(Dataset records)
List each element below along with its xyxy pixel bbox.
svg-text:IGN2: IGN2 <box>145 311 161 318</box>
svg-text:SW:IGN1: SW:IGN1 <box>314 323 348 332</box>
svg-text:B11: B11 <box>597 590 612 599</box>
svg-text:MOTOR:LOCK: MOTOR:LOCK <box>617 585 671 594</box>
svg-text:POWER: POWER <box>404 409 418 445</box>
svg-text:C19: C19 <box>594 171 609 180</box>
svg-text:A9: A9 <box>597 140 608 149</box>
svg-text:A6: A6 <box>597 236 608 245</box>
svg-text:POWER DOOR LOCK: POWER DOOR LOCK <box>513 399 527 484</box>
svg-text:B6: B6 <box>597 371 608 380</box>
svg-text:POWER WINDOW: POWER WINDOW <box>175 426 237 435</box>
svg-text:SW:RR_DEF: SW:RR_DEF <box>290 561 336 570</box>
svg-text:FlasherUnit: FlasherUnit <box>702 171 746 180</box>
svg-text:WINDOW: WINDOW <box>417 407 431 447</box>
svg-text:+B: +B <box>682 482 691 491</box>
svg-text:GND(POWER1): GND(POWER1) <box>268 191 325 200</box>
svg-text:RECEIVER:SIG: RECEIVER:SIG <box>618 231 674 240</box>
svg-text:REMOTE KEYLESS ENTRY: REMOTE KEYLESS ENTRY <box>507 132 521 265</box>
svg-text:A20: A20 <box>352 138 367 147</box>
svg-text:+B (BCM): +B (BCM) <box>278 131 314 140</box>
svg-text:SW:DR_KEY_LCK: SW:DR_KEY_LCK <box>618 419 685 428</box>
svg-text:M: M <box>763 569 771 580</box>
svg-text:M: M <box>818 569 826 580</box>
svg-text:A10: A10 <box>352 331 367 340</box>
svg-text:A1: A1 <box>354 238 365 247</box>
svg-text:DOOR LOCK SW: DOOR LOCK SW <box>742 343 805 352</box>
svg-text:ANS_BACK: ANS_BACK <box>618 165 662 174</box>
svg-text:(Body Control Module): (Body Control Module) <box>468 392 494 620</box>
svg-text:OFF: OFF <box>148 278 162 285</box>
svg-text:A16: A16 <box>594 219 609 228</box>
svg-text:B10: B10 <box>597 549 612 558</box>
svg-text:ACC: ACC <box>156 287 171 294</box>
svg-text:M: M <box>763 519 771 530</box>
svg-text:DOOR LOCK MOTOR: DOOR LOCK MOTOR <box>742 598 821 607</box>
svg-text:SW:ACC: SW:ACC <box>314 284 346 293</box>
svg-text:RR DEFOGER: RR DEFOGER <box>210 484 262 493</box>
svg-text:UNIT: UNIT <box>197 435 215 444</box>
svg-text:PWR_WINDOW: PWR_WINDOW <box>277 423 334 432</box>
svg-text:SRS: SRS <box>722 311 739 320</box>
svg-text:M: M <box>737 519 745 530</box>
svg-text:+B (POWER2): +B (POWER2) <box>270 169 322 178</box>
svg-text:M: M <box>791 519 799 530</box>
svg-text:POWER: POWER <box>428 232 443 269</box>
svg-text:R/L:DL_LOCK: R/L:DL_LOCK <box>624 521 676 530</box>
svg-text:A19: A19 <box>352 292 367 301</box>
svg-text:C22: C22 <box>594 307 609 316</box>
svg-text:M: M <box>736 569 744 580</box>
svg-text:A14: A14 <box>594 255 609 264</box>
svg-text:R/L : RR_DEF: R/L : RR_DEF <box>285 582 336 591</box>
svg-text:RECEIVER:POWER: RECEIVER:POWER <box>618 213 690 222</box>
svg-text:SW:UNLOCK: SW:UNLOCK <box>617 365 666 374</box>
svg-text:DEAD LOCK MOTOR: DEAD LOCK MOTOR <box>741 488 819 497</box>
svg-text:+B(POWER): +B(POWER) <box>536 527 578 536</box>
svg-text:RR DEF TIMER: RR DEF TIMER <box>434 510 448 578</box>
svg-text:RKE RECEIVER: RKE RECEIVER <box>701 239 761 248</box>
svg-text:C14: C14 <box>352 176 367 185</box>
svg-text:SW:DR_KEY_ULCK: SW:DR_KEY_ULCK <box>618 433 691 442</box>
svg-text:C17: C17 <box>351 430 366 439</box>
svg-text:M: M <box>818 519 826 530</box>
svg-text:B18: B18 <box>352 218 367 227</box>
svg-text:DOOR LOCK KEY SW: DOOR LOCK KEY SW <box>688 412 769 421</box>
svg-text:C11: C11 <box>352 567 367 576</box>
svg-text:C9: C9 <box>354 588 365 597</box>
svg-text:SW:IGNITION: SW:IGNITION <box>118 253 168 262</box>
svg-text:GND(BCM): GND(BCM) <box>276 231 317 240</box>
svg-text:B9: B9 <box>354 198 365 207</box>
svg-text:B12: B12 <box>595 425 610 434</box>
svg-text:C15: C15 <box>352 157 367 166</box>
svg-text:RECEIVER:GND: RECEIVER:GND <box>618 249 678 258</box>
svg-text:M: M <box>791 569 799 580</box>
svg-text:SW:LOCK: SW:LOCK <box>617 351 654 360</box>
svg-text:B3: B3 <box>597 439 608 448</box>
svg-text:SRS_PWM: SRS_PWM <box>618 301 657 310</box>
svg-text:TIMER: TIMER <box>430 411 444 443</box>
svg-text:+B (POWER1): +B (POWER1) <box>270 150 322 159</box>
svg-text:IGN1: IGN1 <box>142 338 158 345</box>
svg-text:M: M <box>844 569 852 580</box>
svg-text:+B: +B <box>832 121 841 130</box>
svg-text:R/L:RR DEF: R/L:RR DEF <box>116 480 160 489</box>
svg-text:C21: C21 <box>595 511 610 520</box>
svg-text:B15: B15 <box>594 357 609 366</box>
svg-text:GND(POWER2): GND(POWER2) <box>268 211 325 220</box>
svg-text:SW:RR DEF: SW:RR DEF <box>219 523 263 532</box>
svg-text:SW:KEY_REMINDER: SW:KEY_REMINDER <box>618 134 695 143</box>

# [Task requirements]
Reproduce all of the rows above line for line, without any changes.

# [Written solution]
List each element below along with its xyxy pixel bbox.
svg-text:IGN2: IGN2 <box>145 311 161 318</box>
svg-text:SW:IGN1: SW:IGN1 <box>314 323 348 332</box>
svg-text:B11: B11 <box>597 590 612 599</box>
svg-text:MOTOR:LOCK: MOTOR:LOCK <box>617 585 671 594</box>
svg-text:POWER: POWER <box>404 409 418 445</box>
svg-text:C19: C19 <box>594 171 609 180</box>
svg-text:A9: A9 <box>597 140 608 149</box>
svg-text:A6: A6 <box>597 236 608 245</box>
svg-text:POWER DOOR LOCK: POWER DOOR LOCK <box>513 399 527 484</box>
svg-text:B6: B6 <box>597 371 608 380</box>
svg-text:POWER WINDOW: POWER WINDOW <box>175 426 237 435</box>
svg-text:SW:RR_DEF: SW:RR_DEF <box>290 561 336 570</box>
svg-text:FlasherUnit: FlasherUnit <box>702 171 746 180</box>
svg-text:WINDOW: WINDOW <box>417 407 431 447</box>
svg-text:+B: +B <box>682 482 691 491</box>
svg-text:GND(POWER1): GND(POWER1) <box>268 191 325 200</box>
svg-text:RECEIVER:SIG: RECEIVER:SIG <box>618 231 674 240</box>
svg-text:REMOTE KEYLESS ENTRY: REMOTE KEYLESS ENTRY <box>507 132 521 265</box>
svg-text:A20: A20 <box>352 138 367 147</box>
svg-text:+B (BCM): +B (BCM) <box>278 131 314 140</box>
svg-text:SW:DR_KEY_LCK: SW:DR_KEY_LCK <box>618 419 685 428</box>
svg-text:M: M <box>763 569 771 580</box>
svg-text:M: M <box>818 569 826 580</box>
svg-text:A10: A10 <box>352 331 367 340</box>
svg-text:A1: A1 <box>354 238 365 247</box>
svg-text:DOOR LOCK SW: DOOR LOCK SW <box>742 343 805 352</box>
svg-text:ANS_BACK: ANS_BACK <box>618 165 662 174</box>
svg-text:(Body Control Module): (Body Control Module) <box>468 392 494 620</box>
svg-text:OFF: OFF <box>148 278 162 285</box>
svg-text:A16: A16 <box>594 219 609 228</box>
svg-text:B10: B10 <box>597 549 612 558</box>
svg-text:ACC: ACC <box>156 287 171 294</box>
svg-text:M: M <box>763 519 771 530</box>
svg-text:DOOR LOCK MOTOR: DOOR LOCK MOTOR <box>742 598 821 607</box>
svg-text:SW:ACC: SW:ACC <box>314 284 346 293</box>
svg-text:RR DEFOGER: RR DEFOGER <box>210 484 262 493</box>
svg-text:UNIT: UNIT <box>197 435 215 444</box>
svg-text:PWR_WINDOW: PWR_WINDOW <box>277 423 334 432</box>
svg-text:SRS: SRS <box>722 311 739 320</box>
svg-text:M: M <box>737 519 745 530</box>
svg-text:+B (POWER2): +B (POWER2) <box>270 169 322 178</box>
svg-text:M: M <box>791 519 799 530</box>
svg-text:POWER: POWER <box>428 232 443 269</box>
svg-text:R/L:DL_LOCK: R/L:DL_LOCK <box>624 521 676 530</box>
svg-text:A19: A19 <box>352 292 367 301</box>
svg-text:C22: C22 <box>594 307 609 316</box>
svg-text:M: M <box>736 569 744 580</box>
svg-text:A14: A14 <box>594 255 609 264</box>
svg-text:R/L : RR_DEF: R/L : RR_DEF <box>285 582 336 591</box>
svg-text:RECEIVER:POWER: RECEIVER:POWER <box>618 213 690 222</box>
svg-text:SW:UNLOCK: SW:UNLOCK <box>617 365 666 374</box>
svg-text:DEAD LOCK MOTOR: DEAD LOCK MOTOR <box>741 488 819 497</box>
svg-text:+B(POWER): +B(POWER) <box>536 527 578 536</box>
svg-text:RR DEF TIMER: RR DEF TIMER <box>434 510 448 578</box>
svg-text:RKE RECEIVER: RKE RECEIVER <box>701 239 761 248</box>
svg-text:C14: C14 <box>352 176 367 185</box>
svg-text:SW:DR_KEY_ULCK: SW:DR_KEY_ULCK <box>618 433 691 442</box>
svg-text:C17: C17 <box>351 430 366 439</box>
svg-text:M: M <box>818 519 826 530</box>
svg-text:B18: B18 <box>352 218 367 227</box>
svg-text:DOOR LOCK KEY SW: DOOR LOCK KEY SW <box>688 412 769 421</box>
svg-text:C11: C11 <box>352 567 367 576</box>
svg-text:C9: C9 <box>354 588 365 597</box>
svg-text:SW:IGNITION: SW:IGNITION <box>118 253 168 262</box>
svg-text:GND(BCM): GND(BCM) <box>276 231 317 240</box>
svg-text:B9: B9 <box>354 198 365 207</box>
svg-text:B12: B12 <box>595 425 610 434</box>
svg-text:C15: C15 <box>352 157 367 166</box>
svg-text:RECEIVER:GND: RECEIVER:GND <box>618 249 678 258</box>
svg-text:M: M <box>791 569 799 580</box>
svg-text:SW:LOCK: SW:LOCK <box>617 351 654 360</box>
svg-text:B3: B3 <box>597 439 608 448</box>
svg-text:SRS_PWM: SRS_PWM <box>618 301 657 310</box>
svg-text:TIMER: TIMER <box>430 411 444 443</box>
svg-text:+B (POWER1): +B (POWER1) <box>270 150 322 159</box>
svg-text:IGN1: IGN1 <box>142 338 158 345</box>
svg-text:M: M <box>844 569 852 580</box>
svg-text:+B: +B <box>832 121 841 130</box>
svg-text:R/L:RR DEF: R/L:RR DEF <box>116 480 160 489</box>
svg-text:C21: C21 <box>595 511 610 520</box>
svg-text:B15: B15 <box>594 357 609 366</box>
svg-text:GND(POWER2): GND(POWER2) <box>268 211 325 220</box>
svg-text:SW:RR DEF: SW:RR DEF <box>219 523 263 532</box>
svg-text:SW:KEY_REMINDER: SW:KEY_REMINDER <box>618 134 695 143</box>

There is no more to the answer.